> [Short task]: Exactly reproduce all the records, keeping pictures out of the copy.

> [Listing]:
'''
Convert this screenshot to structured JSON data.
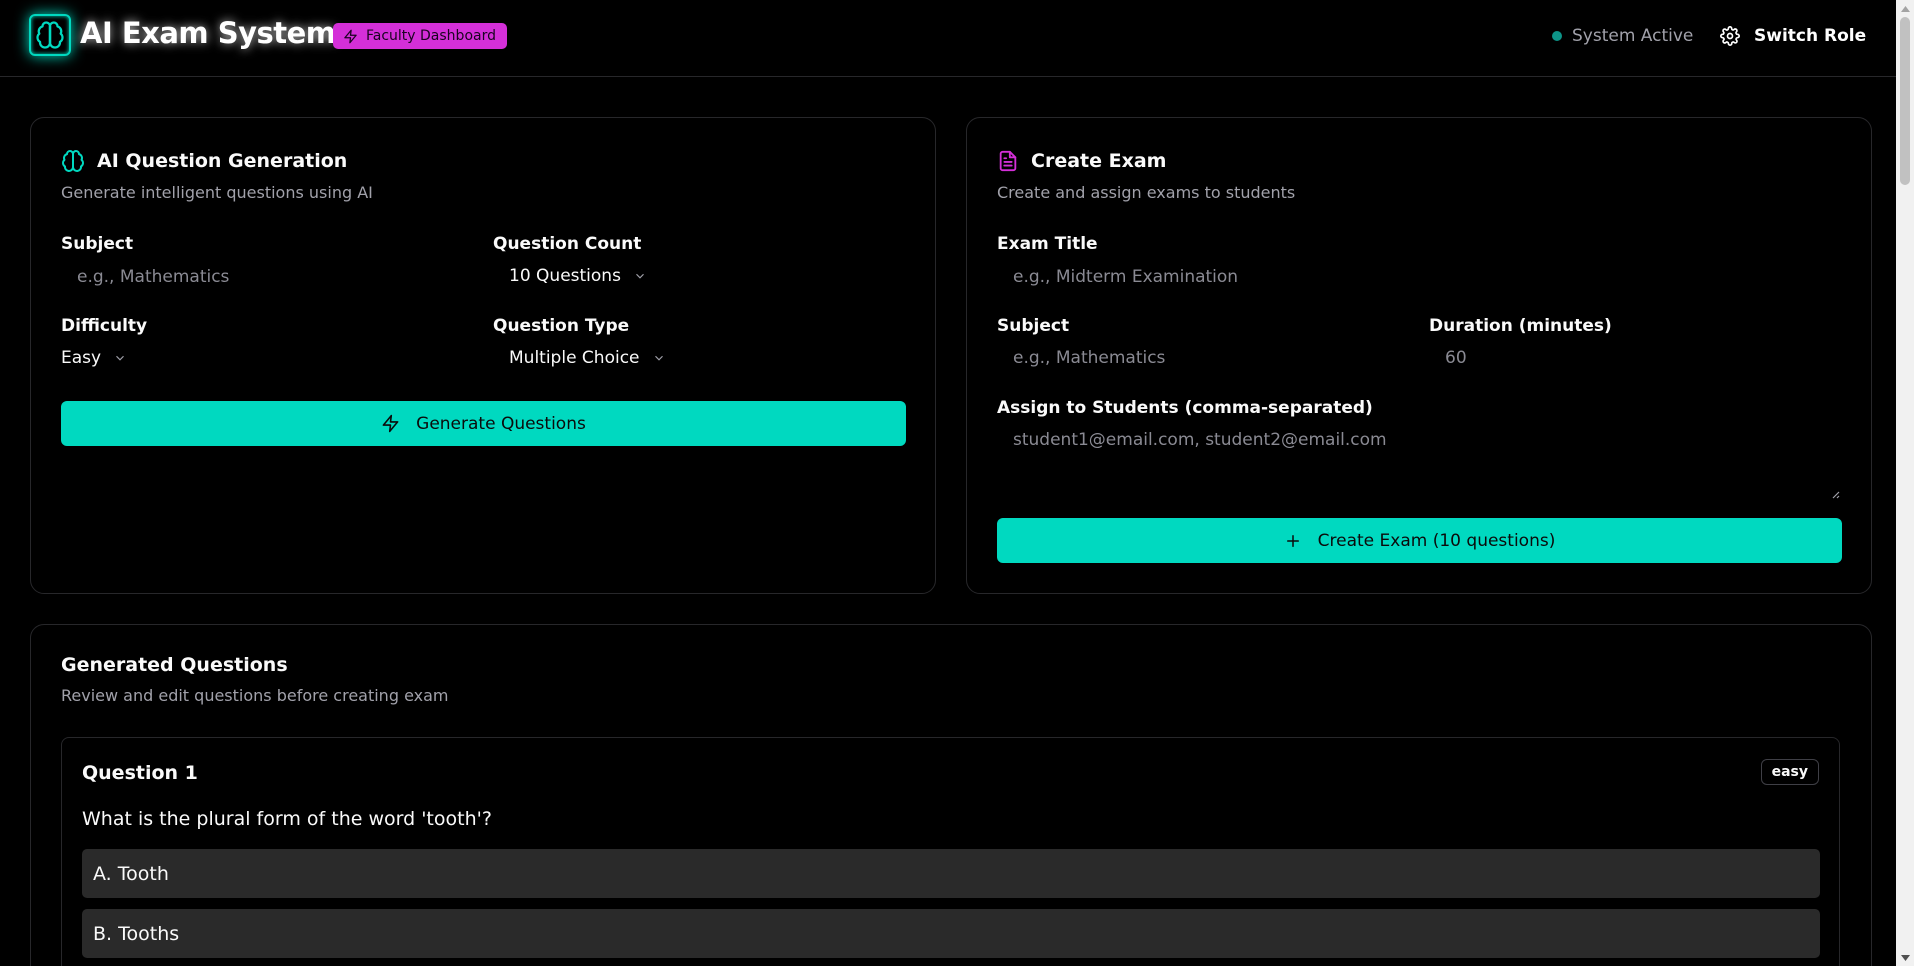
{
  "header": {
    "app_title": "AI Exam System",
    "role_badge": "Faculty Dashboard",
    "status_text": "System Active",
    "switch_role_label": "Switch Role"
  },
  "generation": {
    "title": "AI Question Generation",
    "subtitle": "Generate intelligent questions using AI",
    "subject_label": "Subject",
    "subject_placeholder": "e.g., Mathematics",
    "count_label": "Question Count",
    "count_value": "10 Questions",
    "difficulty_label": "Difficulty",
    "difficulty_value": "Easy",
    "type_label": "Question Type",
    "type_value": "Multiple Choice",
    "generate_button": "Generate Questions"
  },
  "create_exam": {
    "title": "Create Exam",
    "subtitle": "Create and assign exams to students",
    "exam_title_label": "Exam Title",
    "exam_title_placeholder": "e.g., Midterm Examination",
    "subject_label": "Subject",
    "subject_placeholder": "e.g., Mathematics",
    "duration_label": "Duration (minutes)",
    "duration_value": "60",
    "assign_label": "Assign to Students (comma-separated)",
    "assign_placeholder": "student1@email.com, student2@email.com",
    "create_button": "Create Exam (10 questions)"
  },
  "generated": {
    "title": "Generated Questions",
    "subtitle": "Review and edit questions before creating exam",
    "questions": [
      {
        "title": "Question 1",
        "difficulty": "easy",
        "text": "What is the plural form of the word 'tooth'?",
        "options": [
          "A. Tooth",
          "B. Tooths"
        ]
      }
    ]
  },
  "colors": {
    "accent": "#00d9c0",
    "badge": "#d42fd8",
    "background": "#000000",
    "border": "#27272a",
    "status_dot": "#0d9488"
  },
  "icons": {
    "logo": "brain-icon",
    "badge": "lightning-icon",
    "switch_role": "gear-icon",
    "generation": "brain-icon",
    "create_exam": "document-icon",
    "generate": "lightning-icon",
    "create": "plus-icon"
  }
}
'''
> [Exercise response]:
Convert this screenshot to structured JSON data.
{
  "header": {
    "app_title": "AI Exam System",
    "role_badge": "Faculty Dashboard",
    "status_text": "System Active",
    "switch_role_label": "Switch Role"
  },
  "generation": {
    "title": "AI Question Generation",
    "subtitle": "Generate intelligent questions using AI",
    "subject_label": "Subject",
    "subject_placeholder": "e.g., Mathematics",
    "count_label": "Question Count",
    "count_value": "10 Questions",
    "difficulty_label": "Difficulty",
    "difficulty_value": "Easy",
    "type_label": "Question Type",
    "type_value": "Multiple Choice",
    "generate_button": "Generate Questions"
  },
  "create_exam": {
    "title": "Create Exam",
    "subtitle": "Create and assign exams to students",
    "exam_title_label": "Exam Title",
    "exam_title_placeholder": "e.g., Midterm Examination",
    "subject_label": "Subject",
    "subject_placeholder": "e.g., Mathematics",
    "duration_label": "Duration (minutes)",
    "duration_value": "60",
    "assign_label": "Assign to Students (comma-separated)",
    "assign_placeholder": "student1@email.com, student2@email.com",
    "create_button": "Create Exam (10 questions)"
  },
  "generated": {
    "title": "Generated Questions",
    "subtitle": "Review and edit questions before creating exam",
    "questions": [
      {
        "title": "Question 1",
        "difficulty": "easy",
        "text": "What is the plural form of the word 'tooth'?",
        "options": [
          "A. Tooth",
          "B. Tooths"
        ]
      }
    ]
  },
  "colors": {
    "accent": "#00d9c0",
    "badge": "#d42fd8",
    "background": "#000000",
    "border": "#27272a",
    "status_dot": "#0d9488"
  },
  "icons": {
    "logo": "brain-icon",
    "badge": "lightning-icon",
    "switch_role": "gear-icon",
    "generation": "brain-icon",
    "create_exam": "document-icon",
    "generate": "lightning-icon",
    "create": "plus-icon"
  }
}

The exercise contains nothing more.